| WHAT TO PRODUCE |
Lines holding the string "test" are the ones to copy; find them all in the data.

────────────────────────────────────────

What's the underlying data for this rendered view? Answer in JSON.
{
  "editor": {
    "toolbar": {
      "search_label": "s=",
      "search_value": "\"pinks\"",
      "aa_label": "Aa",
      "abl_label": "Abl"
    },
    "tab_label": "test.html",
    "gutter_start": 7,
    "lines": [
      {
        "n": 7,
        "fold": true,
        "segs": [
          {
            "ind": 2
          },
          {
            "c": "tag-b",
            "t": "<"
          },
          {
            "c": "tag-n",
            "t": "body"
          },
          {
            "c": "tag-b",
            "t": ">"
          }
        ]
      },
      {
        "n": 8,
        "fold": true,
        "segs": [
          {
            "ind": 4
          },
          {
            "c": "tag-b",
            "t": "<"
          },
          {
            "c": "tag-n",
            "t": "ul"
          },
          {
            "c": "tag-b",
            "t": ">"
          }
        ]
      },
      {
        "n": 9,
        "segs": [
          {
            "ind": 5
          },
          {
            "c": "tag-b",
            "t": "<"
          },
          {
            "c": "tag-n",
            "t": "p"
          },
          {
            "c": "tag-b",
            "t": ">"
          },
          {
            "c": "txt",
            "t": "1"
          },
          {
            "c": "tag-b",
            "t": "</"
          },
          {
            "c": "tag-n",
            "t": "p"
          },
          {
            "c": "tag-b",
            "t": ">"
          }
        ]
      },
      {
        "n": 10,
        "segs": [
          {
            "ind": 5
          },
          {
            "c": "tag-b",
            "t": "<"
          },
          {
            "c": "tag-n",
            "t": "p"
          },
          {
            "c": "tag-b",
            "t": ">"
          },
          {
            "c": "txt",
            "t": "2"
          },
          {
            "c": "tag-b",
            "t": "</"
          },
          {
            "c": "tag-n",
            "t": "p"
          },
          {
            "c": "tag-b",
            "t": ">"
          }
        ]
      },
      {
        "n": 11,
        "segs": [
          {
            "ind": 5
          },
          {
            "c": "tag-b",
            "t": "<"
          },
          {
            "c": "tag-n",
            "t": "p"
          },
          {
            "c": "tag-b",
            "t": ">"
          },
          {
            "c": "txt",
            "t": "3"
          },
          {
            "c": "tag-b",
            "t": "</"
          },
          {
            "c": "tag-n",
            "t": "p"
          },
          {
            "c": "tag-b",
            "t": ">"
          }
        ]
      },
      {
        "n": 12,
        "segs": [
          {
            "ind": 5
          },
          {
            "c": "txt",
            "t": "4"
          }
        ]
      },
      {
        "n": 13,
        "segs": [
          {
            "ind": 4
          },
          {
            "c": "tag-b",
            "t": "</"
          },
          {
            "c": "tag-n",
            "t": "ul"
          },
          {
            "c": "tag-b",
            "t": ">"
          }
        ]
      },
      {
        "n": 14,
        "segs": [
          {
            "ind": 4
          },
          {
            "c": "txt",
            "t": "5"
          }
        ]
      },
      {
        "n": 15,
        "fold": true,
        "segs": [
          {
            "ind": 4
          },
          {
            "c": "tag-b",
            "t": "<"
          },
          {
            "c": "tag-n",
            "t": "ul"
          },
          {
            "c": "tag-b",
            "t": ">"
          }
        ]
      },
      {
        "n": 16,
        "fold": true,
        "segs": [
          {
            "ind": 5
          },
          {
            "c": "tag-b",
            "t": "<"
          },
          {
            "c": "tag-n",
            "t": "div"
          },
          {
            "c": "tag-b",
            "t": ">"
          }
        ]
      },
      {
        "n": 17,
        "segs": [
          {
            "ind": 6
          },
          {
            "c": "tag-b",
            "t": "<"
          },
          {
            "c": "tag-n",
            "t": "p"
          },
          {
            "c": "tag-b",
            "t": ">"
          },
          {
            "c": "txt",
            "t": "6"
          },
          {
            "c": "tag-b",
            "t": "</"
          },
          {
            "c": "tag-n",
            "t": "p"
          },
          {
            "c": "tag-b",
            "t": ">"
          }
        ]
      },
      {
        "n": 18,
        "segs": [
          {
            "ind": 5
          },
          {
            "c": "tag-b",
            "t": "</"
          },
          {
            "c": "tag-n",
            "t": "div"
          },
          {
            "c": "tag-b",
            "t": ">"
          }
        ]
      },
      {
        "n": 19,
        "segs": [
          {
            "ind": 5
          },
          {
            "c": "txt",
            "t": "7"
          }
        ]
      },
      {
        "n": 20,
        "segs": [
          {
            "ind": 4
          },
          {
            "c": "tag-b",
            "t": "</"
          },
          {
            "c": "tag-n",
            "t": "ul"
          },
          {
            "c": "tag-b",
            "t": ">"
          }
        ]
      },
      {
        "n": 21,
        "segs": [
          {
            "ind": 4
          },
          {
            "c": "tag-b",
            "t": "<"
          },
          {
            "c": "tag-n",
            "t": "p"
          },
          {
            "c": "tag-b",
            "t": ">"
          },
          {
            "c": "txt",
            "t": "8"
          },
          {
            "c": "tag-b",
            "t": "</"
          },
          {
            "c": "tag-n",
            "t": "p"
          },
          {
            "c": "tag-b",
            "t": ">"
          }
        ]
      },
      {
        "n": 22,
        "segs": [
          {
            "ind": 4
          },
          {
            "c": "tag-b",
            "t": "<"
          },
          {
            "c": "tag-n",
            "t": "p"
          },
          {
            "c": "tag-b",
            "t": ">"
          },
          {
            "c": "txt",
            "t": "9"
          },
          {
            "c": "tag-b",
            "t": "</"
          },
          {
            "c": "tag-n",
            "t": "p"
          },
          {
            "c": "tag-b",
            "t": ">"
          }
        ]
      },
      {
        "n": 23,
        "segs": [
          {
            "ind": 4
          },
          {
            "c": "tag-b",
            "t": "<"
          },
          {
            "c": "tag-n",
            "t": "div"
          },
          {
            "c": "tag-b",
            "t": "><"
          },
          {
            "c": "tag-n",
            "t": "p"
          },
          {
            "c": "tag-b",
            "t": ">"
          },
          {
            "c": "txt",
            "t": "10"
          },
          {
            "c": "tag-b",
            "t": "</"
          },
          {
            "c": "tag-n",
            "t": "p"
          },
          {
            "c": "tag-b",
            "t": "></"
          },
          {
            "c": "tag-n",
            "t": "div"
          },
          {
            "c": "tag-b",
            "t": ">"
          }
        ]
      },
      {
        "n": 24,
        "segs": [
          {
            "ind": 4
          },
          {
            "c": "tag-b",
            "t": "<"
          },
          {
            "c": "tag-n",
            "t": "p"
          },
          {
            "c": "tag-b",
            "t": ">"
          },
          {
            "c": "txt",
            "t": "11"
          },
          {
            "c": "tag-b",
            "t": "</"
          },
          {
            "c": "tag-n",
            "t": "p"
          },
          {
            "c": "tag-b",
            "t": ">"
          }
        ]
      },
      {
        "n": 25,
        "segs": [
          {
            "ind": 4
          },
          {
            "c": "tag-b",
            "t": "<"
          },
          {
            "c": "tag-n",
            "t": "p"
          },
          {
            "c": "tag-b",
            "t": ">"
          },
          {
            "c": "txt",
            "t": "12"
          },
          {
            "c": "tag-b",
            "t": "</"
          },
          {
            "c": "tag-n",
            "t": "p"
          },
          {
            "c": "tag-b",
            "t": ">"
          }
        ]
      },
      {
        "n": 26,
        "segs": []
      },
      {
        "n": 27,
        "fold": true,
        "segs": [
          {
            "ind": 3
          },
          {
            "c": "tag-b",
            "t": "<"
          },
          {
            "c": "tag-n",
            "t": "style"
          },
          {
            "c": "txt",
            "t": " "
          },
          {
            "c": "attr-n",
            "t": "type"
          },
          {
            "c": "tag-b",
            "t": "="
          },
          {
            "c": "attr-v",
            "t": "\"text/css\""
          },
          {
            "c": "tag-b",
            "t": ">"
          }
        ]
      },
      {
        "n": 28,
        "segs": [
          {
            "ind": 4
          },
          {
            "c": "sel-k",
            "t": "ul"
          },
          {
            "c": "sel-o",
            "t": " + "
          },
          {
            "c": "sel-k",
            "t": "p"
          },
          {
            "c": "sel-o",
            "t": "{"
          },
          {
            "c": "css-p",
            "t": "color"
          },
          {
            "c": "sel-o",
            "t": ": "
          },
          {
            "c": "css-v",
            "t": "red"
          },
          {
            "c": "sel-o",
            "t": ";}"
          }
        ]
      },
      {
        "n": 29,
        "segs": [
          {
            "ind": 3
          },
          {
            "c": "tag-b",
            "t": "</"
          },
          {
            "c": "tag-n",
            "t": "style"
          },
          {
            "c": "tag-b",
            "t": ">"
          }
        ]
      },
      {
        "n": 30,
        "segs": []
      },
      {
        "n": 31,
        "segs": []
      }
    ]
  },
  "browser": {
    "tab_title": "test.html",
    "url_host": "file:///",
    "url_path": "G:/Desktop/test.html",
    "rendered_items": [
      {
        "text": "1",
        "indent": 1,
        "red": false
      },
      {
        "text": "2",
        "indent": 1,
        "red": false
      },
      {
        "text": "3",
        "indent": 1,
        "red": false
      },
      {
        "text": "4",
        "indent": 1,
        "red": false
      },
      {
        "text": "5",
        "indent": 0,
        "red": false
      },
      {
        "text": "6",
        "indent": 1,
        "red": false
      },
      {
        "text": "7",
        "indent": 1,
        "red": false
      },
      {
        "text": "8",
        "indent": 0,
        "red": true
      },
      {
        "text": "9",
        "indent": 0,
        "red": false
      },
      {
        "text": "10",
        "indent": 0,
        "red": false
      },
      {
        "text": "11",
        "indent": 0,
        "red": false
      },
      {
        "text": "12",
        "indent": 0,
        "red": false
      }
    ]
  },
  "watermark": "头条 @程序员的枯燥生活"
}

────────────────────────────────────────

| REPLY |
    "tab_label": "test.html",
    "tab_title": "test.html",
    "url_path": "G:/Desktop/test.html",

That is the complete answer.